What is required >>
Copy out all lines that hold "Route".

____

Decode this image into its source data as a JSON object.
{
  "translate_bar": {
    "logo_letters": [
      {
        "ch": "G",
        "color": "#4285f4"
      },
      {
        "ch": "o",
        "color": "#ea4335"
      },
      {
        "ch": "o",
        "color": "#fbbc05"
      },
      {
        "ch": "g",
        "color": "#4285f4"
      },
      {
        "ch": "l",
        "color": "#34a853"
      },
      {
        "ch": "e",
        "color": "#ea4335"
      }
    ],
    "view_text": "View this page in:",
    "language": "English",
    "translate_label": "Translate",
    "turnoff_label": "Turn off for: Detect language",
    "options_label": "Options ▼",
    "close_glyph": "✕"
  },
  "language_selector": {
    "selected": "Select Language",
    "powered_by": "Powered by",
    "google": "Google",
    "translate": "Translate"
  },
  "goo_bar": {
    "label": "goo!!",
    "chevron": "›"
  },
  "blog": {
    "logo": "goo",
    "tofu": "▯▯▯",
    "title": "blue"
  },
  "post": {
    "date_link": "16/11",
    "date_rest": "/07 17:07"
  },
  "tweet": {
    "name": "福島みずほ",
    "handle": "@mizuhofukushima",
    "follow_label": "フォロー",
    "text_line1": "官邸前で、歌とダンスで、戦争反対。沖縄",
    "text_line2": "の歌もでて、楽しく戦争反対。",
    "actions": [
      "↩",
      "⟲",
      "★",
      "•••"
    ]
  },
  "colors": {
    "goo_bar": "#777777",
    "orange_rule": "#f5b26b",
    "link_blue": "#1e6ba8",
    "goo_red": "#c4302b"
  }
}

____

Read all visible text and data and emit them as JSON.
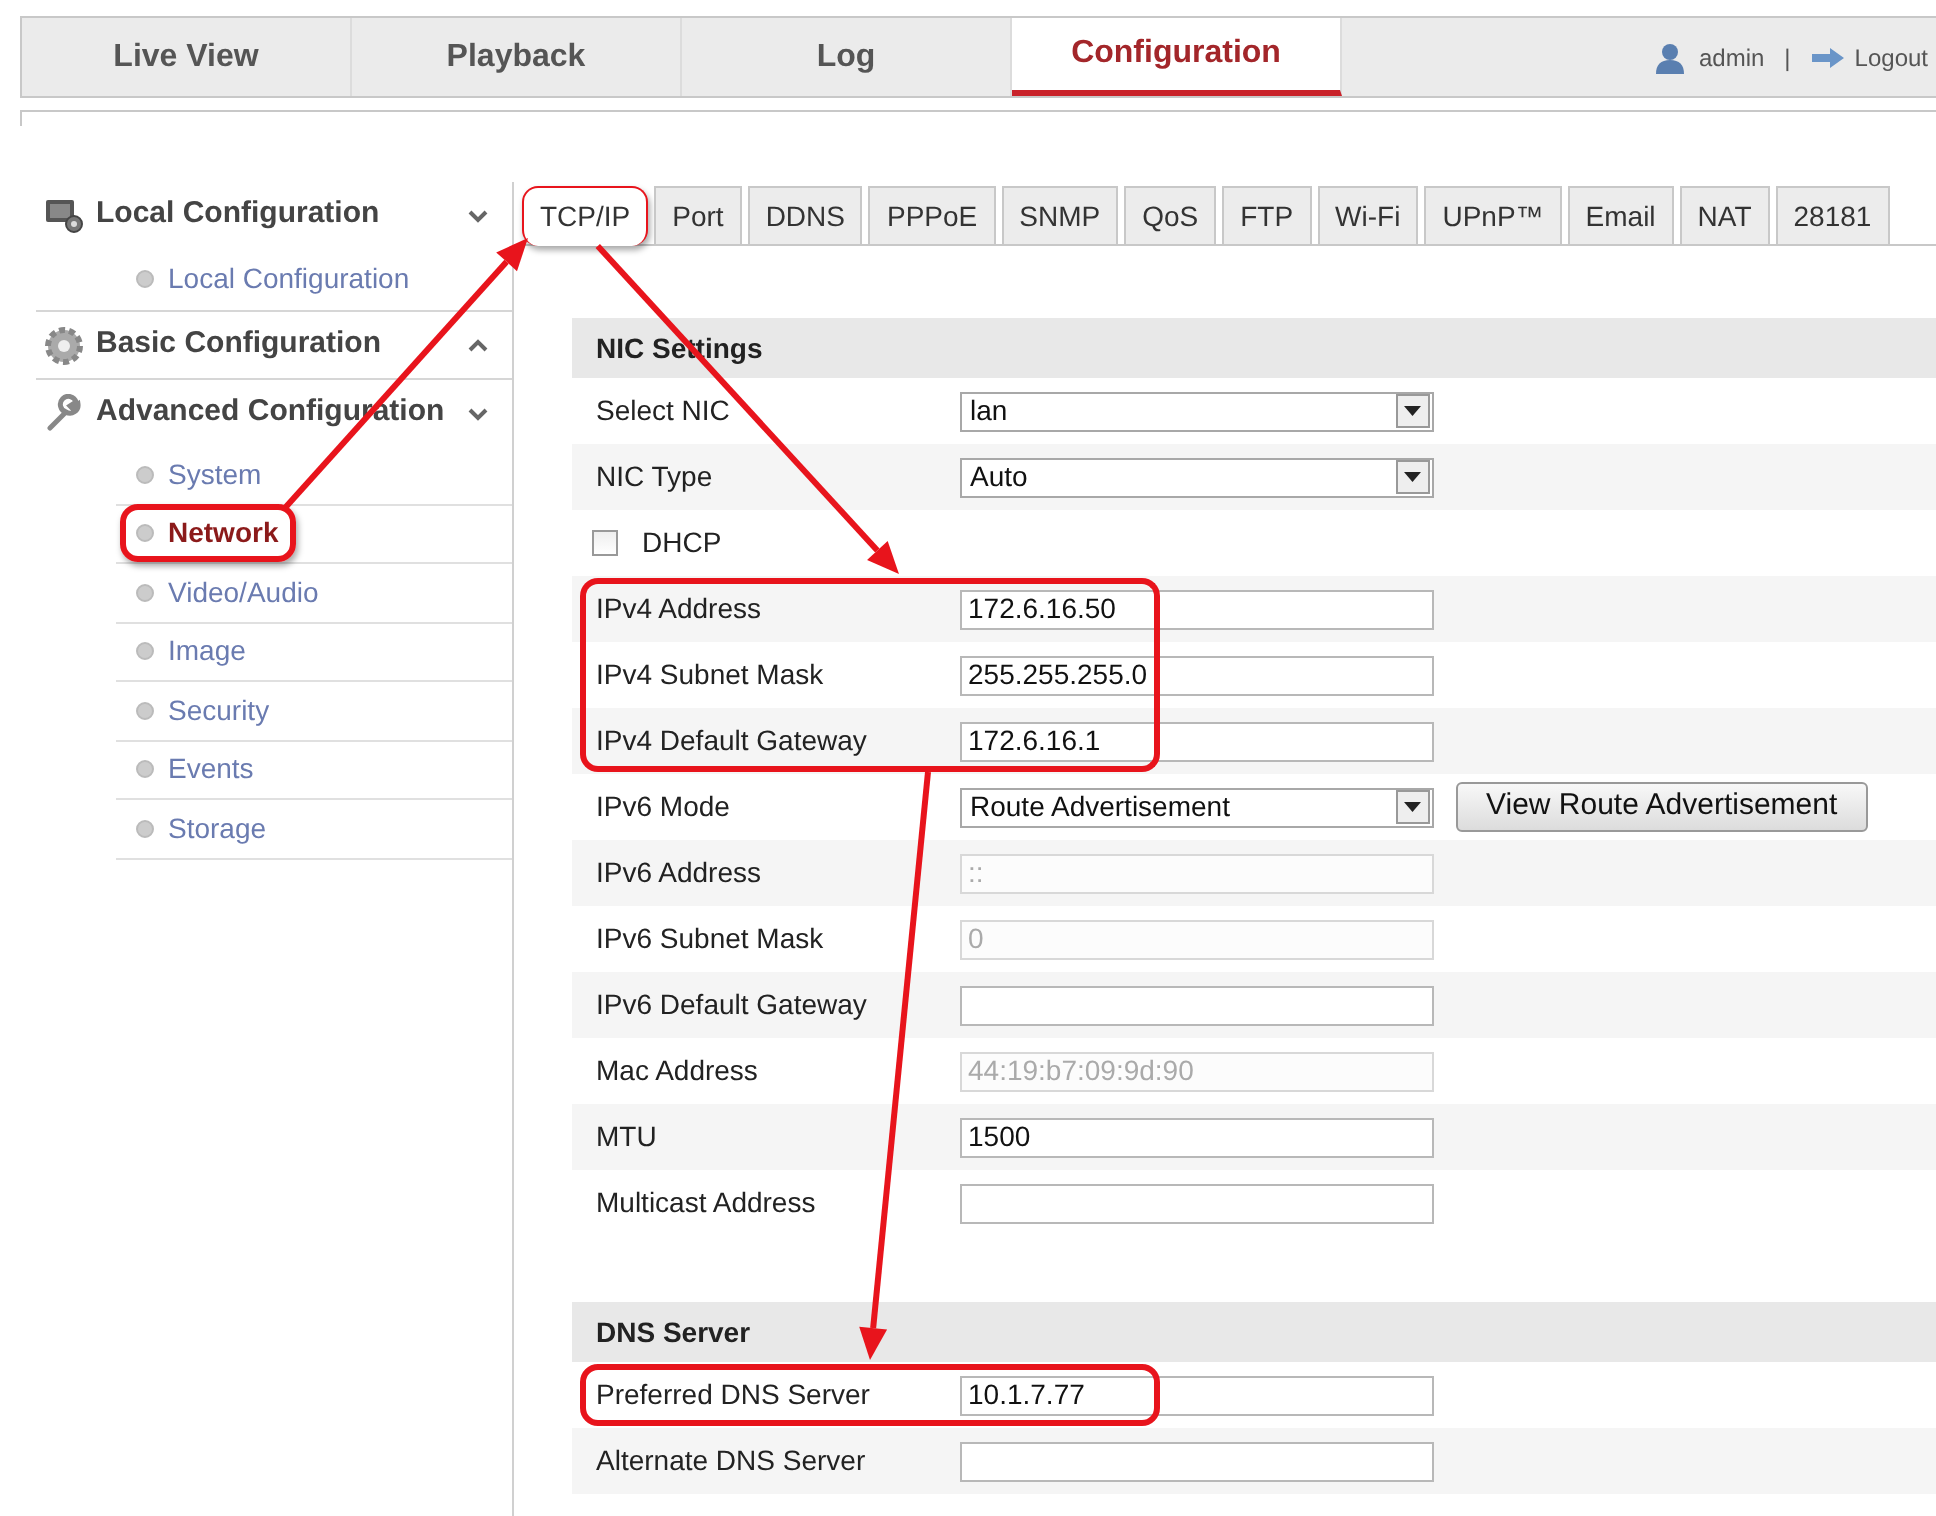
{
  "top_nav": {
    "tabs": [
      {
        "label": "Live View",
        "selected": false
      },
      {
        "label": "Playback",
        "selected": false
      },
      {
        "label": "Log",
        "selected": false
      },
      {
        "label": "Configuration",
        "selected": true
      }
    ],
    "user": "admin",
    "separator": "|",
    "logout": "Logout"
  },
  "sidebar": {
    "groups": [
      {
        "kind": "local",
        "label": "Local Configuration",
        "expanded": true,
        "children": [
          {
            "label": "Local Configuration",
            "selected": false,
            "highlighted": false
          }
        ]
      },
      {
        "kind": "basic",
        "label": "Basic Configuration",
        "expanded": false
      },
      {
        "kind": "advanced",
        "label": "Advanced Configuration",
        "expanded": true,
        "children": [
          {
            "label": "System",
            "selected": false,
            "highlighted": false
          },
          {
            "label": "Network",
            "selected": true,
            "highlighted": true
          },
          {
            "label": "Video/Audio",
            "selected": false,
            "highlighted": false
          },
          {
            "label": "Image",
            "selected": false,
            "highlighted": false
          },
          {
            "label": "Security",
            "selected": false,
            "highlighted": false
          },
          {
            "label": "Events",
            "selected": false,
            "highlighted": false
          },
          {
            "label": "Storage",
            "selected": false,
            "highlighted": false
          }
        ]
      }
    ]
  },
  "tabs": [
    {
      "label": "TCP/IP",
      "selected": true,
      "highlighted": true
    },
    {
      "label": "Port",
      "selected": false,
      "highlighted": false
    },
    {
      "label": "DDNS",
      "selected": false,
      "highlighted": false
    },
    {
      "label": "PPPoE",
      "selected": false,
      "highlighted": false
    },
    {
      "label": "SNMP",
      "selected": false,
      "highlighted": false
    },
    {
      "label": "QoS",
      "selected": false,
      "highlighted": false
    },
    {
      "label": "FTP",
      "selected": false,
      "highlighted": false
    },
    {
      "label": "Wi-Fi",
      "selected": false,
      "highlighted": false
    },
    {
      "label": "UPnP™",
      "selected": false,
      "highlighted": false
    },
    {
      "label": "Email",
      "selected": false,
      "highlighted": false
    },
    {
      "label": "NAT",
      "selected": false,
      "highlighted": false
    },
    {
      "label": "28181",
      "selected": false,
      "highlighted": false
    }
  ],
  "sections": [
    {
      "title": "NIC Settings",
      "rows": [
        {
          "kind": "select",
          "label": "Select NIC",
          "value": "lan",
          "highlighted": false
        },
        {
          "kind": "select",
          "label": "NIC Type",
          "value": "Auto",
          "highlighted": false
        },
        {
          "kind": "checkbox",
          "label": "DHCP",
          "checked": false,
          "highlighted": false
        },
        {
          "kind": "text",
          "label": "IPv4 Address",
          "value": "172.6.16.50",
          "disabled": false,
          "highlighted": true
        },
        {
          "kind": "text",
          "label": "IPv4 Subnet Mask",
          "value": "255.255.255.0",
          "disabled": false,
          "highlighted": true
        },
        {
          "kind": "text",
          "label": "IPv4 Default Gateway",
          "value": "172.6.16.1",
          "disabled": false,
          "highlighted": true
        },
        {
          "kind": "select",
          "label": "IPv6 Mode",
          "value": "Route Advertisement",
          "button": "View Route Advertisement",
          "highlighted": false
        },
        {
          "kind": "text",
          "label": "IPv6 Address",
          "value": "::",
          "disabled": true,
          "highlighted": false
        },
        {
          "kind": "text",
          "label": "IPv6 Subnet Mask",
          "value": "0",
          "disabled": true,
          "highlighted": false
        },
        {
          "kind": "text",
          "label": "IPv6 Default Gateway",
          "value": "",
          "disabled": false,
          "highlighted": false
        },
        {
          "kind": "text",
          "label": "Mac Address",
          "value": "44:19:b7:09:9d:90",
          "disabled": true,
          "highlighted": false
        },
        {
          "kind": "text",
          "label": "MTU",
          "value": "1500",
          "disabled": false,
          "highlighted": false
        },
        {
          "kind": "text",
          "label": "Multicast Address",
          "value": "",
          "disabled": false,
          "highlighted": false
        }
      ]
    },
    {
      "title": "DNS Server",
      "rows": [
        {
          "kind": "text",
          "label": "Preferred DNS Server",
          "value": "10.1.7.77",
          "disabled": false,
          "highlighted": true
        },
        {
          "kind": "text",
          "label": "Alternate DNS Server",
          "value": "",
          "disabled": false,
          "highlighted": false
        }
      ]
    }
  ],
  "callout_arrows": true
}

____

Response to this exercise >>
          "value": "Route Advertisement",
          "button": "View Route Advertisement",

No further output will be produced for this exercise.